───── Article
Welcome to New York is an American sitcom television series created by Barbara Wallace and Thomas R. Wolfe, that aired on CBS. The show premiered October 11, 2000, and aired until January 17, 2001.

Premise and History
The show starred Jim Gaffigan, who played a weatherman from Fort Wayne, Indiana, who then moved to New York City and worked as a meteorologist for a fictional morning news show called "AM New York". Christine Baranski played Marsha Bickner, the larger-than-life, tightly-wound producer of "AM New York" who hired Jim, but tends to forget the details about his life – like where he moved from. CBS canceled the show due to low ratings.  Looking back, Gaffigan said, "I don’t think I had the maturity to take the authority I should have", and as he was not a contributing writer he felt the team would dismiss his ideas.
──────────
───── Extracted data
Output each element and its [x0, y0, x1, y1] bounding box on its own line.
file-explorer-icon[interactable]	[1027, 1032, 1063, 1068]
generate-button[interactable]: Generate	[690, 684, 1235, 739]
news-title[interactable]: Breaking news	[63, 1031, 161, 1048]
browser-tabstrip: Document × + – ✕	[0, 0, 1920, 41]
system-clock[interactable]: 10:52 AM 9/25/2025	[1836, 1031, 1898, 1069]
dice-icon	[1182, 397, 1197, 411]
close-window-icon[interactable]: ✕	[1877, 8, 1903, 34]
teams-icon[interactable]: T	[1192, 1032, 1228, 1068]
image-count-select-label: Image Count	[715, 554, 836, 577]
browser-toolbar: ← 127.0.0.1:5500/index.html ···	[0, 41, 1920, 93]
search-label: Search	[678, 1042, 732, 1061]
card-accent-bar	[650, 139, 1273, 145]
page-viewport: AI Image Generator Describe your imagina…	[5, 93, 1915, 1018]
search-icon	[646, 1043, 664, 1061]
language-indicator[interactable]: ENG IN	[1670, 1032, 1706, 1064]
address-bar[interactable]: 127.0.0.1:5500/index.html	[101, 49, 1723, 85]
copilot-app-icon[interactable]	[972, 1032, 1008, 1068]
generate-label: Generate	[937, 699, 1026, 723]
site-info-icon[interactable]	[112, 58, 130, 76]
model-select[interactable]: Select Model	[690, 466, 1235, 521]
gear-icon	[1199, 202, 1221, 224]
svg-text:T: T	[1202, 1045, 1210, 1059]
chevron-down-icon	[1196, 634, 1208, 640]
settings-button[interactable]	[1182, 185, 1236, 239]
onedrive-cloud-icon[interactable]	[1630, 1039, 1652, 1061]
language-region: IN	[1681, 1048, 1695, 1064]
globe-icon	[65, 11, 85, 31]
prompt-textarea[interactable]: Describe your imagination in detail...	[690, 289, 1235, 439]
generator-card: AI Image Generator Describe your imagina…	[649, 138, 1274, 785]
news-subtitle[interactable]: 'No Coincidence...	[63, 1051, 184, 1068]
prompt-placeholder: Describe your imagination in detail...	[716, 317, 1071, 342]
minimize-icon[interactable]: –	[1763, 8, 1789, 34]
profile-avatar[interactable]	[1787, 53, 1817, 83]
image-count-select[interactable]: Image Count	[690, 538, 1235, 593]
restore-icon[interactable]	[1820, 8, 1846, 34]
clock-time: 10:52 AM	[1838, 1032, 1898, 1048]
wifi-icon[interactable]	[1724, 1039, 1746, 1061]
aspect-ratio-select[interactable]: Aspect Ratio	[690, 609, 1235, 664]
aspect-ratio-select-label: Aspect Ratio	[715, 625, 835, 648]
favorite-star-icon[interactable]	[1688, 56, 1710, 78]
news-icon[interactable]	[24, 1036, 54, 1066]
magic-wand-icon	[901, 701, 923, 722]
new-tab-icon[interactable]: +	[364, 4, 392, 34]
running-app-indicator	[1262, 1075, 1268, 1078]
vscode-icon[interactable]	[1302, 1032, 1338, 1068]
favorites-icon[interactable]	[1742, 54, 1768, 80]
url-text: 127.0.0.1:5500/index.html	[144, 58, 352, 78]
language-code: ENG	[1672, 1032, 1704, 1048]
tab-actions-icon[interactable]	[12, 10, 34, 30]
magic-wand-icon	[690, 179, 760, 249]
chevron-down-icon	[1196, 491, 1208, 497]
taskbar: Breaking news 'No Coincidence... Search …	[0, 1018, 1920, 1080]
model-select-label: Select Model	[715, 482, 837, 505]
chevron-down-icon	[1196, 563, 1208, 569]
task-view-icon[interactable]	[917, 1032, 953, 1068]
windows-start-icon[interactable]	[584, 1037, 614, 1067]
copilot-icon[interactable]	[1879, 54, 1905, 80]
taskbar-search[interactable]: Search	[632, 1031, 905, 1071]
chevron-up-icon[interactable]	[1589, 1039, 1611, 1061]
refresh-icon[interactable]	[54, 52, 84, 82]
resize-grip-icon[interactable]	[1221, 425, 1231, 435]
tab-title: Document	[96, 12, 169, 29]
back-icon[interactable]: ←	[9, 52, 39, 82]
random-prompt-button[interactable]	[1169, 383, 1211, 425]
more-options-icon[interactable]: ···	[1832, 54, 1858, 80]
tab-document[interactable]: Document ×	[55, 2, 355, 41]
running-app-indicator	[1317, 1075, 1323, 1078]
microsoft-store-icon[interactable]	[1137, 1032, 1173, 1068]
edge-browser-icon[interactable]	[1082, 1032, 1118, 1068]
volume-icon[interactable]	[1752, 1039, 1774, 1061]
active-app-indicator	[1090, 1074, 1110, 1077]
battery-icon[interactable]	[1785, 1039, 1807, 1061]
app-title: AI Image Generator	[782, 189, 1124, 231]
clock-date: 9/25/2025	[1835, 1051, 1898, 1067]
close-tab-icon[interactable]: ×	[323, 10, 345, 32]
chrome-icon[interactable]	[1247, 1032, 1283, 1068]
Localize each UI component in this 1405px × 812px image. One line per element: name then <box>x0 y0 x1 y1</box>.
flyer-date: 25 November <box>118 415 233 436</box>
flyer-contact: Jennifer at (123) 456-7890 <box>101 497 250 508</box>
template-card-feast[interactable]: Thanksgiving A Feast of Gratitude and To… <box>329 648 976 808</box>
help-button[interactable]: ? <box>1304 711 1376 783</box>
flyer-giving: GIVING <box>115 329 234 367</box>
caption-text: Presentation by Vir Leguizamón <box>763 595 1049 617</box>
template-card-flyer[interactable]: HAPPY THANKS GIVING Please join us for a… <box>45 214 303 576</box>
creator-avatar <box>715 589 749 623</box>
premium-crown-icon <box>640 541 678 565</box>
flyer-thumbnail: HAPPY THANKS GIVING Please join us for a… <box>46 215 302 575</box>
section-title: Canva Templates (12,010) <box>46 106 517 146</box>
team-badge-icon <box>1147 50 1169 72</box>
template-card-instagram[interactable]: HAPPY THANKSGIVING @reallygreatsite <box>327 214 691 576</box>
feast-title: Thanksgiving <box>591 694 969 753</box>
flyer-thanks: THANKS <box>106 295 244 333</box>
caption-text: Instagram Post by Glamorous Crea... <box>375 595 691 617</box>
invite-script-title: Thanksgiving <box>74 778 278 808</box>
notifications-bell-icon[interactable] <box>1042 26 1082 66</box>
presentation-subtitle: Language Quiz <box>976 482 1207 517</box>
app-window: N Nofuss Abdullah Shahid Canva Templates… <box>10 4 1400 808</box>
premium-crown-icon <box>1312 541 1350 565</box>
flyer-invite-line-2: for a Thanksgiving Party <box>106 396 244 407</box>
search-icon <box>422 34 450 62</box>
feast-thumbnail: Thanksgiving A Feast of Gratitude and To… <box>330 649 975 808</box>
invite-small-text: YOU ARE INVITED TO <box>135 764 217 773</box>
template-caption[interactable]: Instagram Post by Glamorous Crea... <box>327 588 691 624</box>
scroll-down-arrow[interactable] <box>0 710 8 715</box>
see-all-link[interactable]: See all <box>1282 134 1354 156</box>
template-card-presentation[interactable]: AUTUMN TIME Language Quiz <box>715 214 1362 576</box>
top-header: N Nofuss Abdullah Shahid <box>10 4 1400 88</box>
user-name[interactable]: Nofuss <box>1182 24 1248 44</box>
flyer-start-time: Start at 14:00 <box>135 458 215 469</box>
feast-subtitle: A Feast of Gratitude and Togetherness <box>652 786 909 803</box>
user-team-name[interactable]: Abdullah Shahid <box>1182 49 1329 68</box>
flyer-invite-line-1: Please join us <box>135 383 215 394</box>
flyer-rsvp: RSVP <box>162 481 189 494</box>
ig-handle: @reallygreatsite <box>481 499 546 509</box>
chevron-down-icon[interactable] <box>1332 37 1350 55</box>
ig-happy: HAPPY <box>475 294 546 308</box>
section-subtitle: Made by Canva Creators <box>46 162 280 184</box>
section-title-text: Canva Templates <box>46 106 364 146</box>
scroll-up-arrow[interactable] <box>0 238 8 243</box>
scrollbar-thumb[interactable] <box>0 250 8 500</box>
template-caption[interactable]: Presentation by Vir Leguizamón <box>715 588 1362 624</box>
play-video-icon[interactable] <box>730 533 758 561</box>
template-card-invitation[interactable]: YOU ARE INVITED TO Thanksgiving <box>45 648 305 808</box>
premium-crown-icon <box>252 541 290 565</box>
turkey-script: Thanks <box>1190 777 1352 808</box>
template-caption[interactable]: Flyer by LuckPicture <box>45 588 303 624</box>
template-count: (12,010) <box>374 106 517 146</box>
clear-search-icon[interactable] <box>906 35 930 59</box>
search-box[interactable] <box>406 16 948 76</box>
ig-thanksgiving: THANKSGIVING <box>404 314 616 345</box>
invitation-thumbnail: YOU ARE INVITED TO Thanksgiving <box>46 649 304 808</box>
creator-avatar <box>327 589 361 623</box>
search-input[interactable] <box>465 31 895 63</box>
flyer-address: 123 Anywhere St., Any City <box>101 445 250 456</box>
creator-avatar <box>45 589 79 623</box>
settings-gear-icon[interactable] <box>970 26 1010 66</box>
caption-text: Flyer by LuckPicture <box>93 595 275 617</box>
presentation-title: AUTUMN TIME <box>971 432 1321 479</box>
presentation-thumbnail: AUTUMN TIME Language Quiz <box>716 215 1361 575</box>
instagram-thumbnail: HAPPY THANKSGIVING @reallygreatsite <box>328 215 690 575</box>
──────────
● Written request 1
From the text on the sitcom Welcome to New York, list every real person named as having created or starred in the series.
● Written request 2
Retype the part of the Welcome to New York text that opens with the words containing "Welcome to New" and closes with "January 17, 2001.".
These records are separate material, unrelated to the text above them.

● Written answer 1
Barbara Wallace, Thomas R. Wolfe, Jim Gaffigan, Christine Baranski

● Written answer 2
Welcome to New York is an American sitcom television series created by Barbara Wallace and Thomas R. Wolfe, that aired on CBS. The show premiered October 11, 2000, and aired until January 17, 2001.